[Data excerpts]
=== Section Start ===

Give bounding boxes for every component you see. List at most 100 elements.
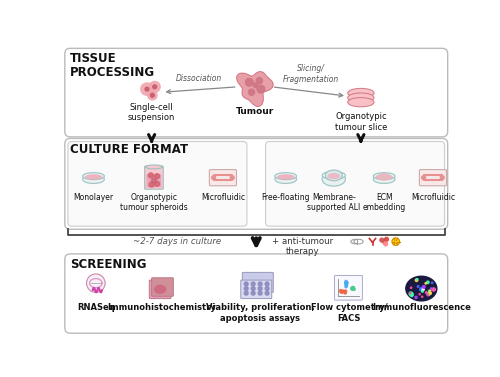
Circle shape [380, 238, 384, 242]
Circle shape [345, 282, 347, 284]
FancyBboxPatch shape [152, 278, 174, 296]
Circle shape [428, 290, 430, 291]
Text: Immunohistochemistry: Immunohistochemistry [108, 303, 216, 312]
FancyBboxPatch shape [68, 141, 247, 226]
Circle shape [145, 87, 149, 91]
Circle shape [351, 287, 354, 290]
Circle shape [258, 287, 262, 291]
Circle shape [340, 291, 342, 293]
Text: ~2-7 days in culture: ~2-7 days in culture [133, 237, 222, 246]
Text: Microfluidic: Microfluidic [201, 193, 245, 202]
Text: CULTURE FORMAT: CULTURE FORMAT [70, 143, 188, 156]
Circle shape [344, 290, 347, 292]
Circle shape [152, 178, 156, 183]
Circle shape [384, 238, 388, 241]
Circle shape [346, 284, 348, 287]
Circle shape [340, 290, 342, 292]
Circle shape [149, 182, 154, 187]
Ellipse shape [374, 173, 395, 179]
Ellipse shape [348, 93, 374, 102]
FancyBboxPatch shape [150, 280, 171, 299]
Circle shape [353, 288, 356, 290]
Circle shape [352, 287, 354, 289]
Circle shape [432, 288, 435, 291]
Circle shape [251, 291, 255, 295]
Circle shape [352, 287, 354, 289]
Text: Organotypic
tumour spheroids: Organotypic tumour spheroids [120, 193, 188, 212]
Circle shape [265, 291, 269, 295]
Circle shape [421, 288, 424, 291]
Circle shape [150, 81, 160, 92]
Circle shape [153, 85, 156, 89]
Circle shape [345, 283, 347, 285]
Circle shape [258, 282, 262, 286]
Ellipse shape [348, 88, 374, 98]
Text: Organotypic
tumour slice: Organotypic tumour slice [334, 112, 387, 132]
Circle shape [212, 176, 216, 179]
Text: + anti-tumour
therapy: + anti-tumour therapy [272, 237, 334, 256]
Circle shape [351, 287, 354, 290]
Text: Slicing/
Fragmentation: Slicing/ Fragmentation [283, 64, 340, 84]
Ellipse shape [277, 174, 294, 179]
Ellipse shape [348, 98, 374, 107]
Circle shape [422, 296, 423, 297]
Ellipse shape [374, 175, 395, 184]
Text: Flow cytometry/
FACS: Flow cytometry/ FACS [311, 303, 388, 323]
Circle shape [342, 290, 345, 292]
Circle shape [86, 274, 105, 293]
Circle shape [420, 288, 423, 291]
Text: Monolayer: Monolayer [74, 193, 114, 202]
Ellipse shape [154, 285, 166, 294]
Text: Viability, proliferation,
apoptosis assays: Viability, proliferation, apoptosis assa… [206, 303, 314, 323]
Circle shape [345, 280, 347, 283]
FancyBboxPatch shape [146, 174, 162, 187]
FancyBboxPatch shape [65, 48, 448, 137]
FancyBboxPatch shape [420, 170, 446, 186]
Circle shape [429, 292, 432, 294]
Text: Immunofluorescence: Immunofluorescence [372, 303, 471, 312]
Circle shape [344, 291, 346, 293]
Circle shape [257, 85, 265, 93]
Text: Membrane-
supported ALI: Membrane- supported ALI [307, 193, 360, 212]
Circle shape [230, 176, 234, 179]
FancyBboxPatch shape [65, 254, 448, 333]
FancyBboxPatch shape [241, 280, 272, 299]
FancyBboxPatch shape [144, 166, 163, 189]
Ellipse shape [322, 172, 345, 179]
Circle shape [150, 93, 154, 97]
Circle shape [384, 242, 388, 246]
Circle shape [341, 291, 344, 293]
Circle shape [251, 282, 255, 286]
Circle shape [244, 291, 248, 295]
Circle shape [410, 293, 411, 294]
Circle shape [426, 292, 427, 293]
Circle shape [345, 282, 348, 285]
Circle shape [426, 292, 427, 293]
Circle shape [256, 78, 262, 84]
Circle shape [422, 285, 425, 288]
Text: ECM
embedding: ECM embedding [362, 193, 406, 212]
Ellipse shape [275, 173, 296, 179]
Ellipse shape [406, 276, 437, 301]
Circle shape [422, 291, 424, 292]
Circle shape [265, 287, 269, 291]
Circle shape [351, 288, 354, 290]
Circle shape [154, 174, 160, 179]
Text: TISSUE
PROCESSING: TISSUE PROCESSING [70, 52, 156, 79]
Circle shape [425, 283, 426, 284]
FancyBboxPatch shape [242, 273, 274, 293]
Text: Free-floating: Free-floating [262, 193, 310, 202]
Circle shape [410, 287, 412, 288]
Circle shape [141, 83, 153, 95]
Ellipse shape [275, 175, 296, 184]
Circle shape [148, 173, 154, 178]
Circle shape [244, 287, 248, 291]
Text: RNASeq: RNASeq [77, 303, 114, 312]
Circle shape [346, 282, 348, 284]
Circle shape [419, 294, 420, 295]
Text: Tumour: Tumour [236, 107, 274, 116]
FancyBboxPatch shape [65, 138, 448, 229]
Circle shape [416, 279, 418, 282]
Circle shape [258, 291, 262, 295]
Circle shape [345, 285, 347, 288]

=== Section End ===

Exercise instructions: Each record above must be retyped exactly, minus its pictures.

Answer space:
Give bounding boxes for every component you see. List at most 100 elements.
Circle shape [380, 238, 384, 242]
Circle shape [345, 282, 347, 284]
FancyBboxPatch shape [152, 278, 174, 296]
Circle shape [428, 290, 430, 291]
Text: Immunohistochemistry: Immunohistochemistry [108, 303, 216, 312]
FancyBboxPatch shape [68, 141, 247, 226]
Circle shape [145, 87, 149, 91]
Circle shape [351, 287, 354, 290]
Circle shape [258, 287, 262, 291]
Circle shape [340, 291, 342, 293]
Text: ~2-7 days in culture: ~2-7 days in culture [133, 237, 222, 246]
Text: Microfluidic: Microfluidic [201, 193, 245, 202]
Text: CULTURE FORMAT: CULTURE FORMAT [70, 143, 188, 156]
Circle shape [344, 290, 347, 292]
Circle shape [152, 178, 156, 183]
Circle shape [384, 238, 388, 241]
Circle shape [346, 284, 348, 287]
Circle shape [340, 290, 342, 292]
Circle shape [149, 182, 154, 187]
Ellipse shape [374, 173, 395, 179]
Ellipse shape [348, 93, 374, 102]
FancyBboxPatch shape [150, 280, 171, 299]
Circle shape [353, 288, 356, 290]
Circle shape [352, 287, 354, 289]
Circle shape [432, 288, 435, 291]
Circle shape [251, 291, 255, 295]
Circle shape [352, 287, 354, 289]
Text: Organotypic
tumour spheroids: Organotypic tumour spheroids [120, 193, 188, 212]
Circle shape [265, 291, 269, 295]
Circle shape [421, 288, 424, 291]
Circle shape [150, 81, 160, 92]
Circle shape [153, 85, 156, 89]
Circle shape [345, 283, 347, 285]
Circle shape [258, 282, 262, 286]
Ellipse shape [348, 88, 374, 98]
Text: Organotypic
tumour slice: Organotypic tumour slice [334, 112, 387, 132]
Circle shape [212, 176, 216, 179]
Text: + anti-tumour
therapy: + anti-tumour therapy [272, 237, 334, 256]
Circle shape [351, 287, 354, 290]
Text: Slicing/
Fragmentation: Slicing/ Fragmentation [283, 64, 340, 84]
Ellipse shape [277, 174, 294, 179]
Ellipse shape [348, 98, 374, 107]
Circle shape [422, 296, 423, 297]
Ellipse shape [374, 175, 395, 184]
Text: Flow cytometry/
FACS: Flow cytometry/ FACS [311, 303, 388, 323]
Circle shape [342, 290, 345, 292]
Circle shape [86, 274, 105, 293]
Circle shape [420, 288, 423, 291]
Text: Monolayer: Monolayer [74, 193, 114, 202]
Ellipse shape [154, 285, 166, 294]
Text: Viability, proliferation,
apoptosis assays: Viability, proliferation, apoptosis assa… [206, 303, 314, 323]
Circle shape [345, 280, 347, 283]
FancyBboxPatch shape [146, 174, 162, 187]
FancyBboxPatch shape [65, 48, 448, 137]
FancyBboxPatch shape [420, 170, 446, 186]
Circle shape [429, 292, 432, 294]
Text: Immunofluorescence: Immunofluorescence [372, 303, 471, 312]
Circle shape [344, 291, 346, 293]
Circle shape [257, 85, 265, 93]
Text: Membrane-
supported ALI: Membrane- supported ALI [307, 193, 360, 212]
Circle shape [230, 176, 234, 179]
FancyBboxPatch shape [65, 254, 448, 333]
FancyBboxPatch shape [241, 280, 272, 299]
FancyBboxPatch shape [144, 166, 163, 189]
Ellipse shape [322, 172, 345, 179]
Circle shape [150, 93, 154, 97]
Circle shape [384, 242, 388, 246]
Circle shape [341, 291, 344, 293]
Circle shape [251, 282, 255, 286]
Circle shape [244, 291, 248, 295]
Circle shape [410, 293, 411, 294]
Circle shape [426, 292, 427, 293]
Circle shape [345, 282, 348, 285]
Circle shape [426, 292, 427, 293]
Circle shape [256, 78, 262, 84]
Circle shape [422, 285, 425, 288]
Text: ECM
embedding: ECM embedding [362, 193, 406, 212]
Ellipse shape [275, 173, 296, 179]
Ellipse shape [406, 276, 437, 301]
Circle shape [422, 291, 424, 292]
Circle shape [265, 287, 269, 291]
Circle shape [351, 288, 354, 290]
Circle shape [154, 174, 160, 179]
Text: TISSUE
PROCESSING: TISSUE PROCESSING [70, 52, 156, 79]
Circle shape [425, 283, 426, 284]
FancyBboxPatch shape [242, 273, 274, 293]
Text: Free-floating: Free-floating [262, 193, 310, 202]
Circle shape [410, 287, 412, 288]
Circle shape [141, 83, 153, 95]
Ellipse shape [275, 175, 296, 184]
Circle shape [148, 173, 154, 178]
Circle shape [244, 287, 248, 291]
Text: RNASeq: RNASeq [77, 303, 114, 312]
Circle shape [346, 282, 348, 284]
Circle shape [419, 294, 420, 295]
Text: Tumour: Tumour [236, 107, 274, 116]
FancyBboxPatch shape [65, 138, 448, 229]
Circle shape [416, 279, 418, 282]
Circle shape [258, 291, 262, 295]
Circle shape [345, 285, 347, 288]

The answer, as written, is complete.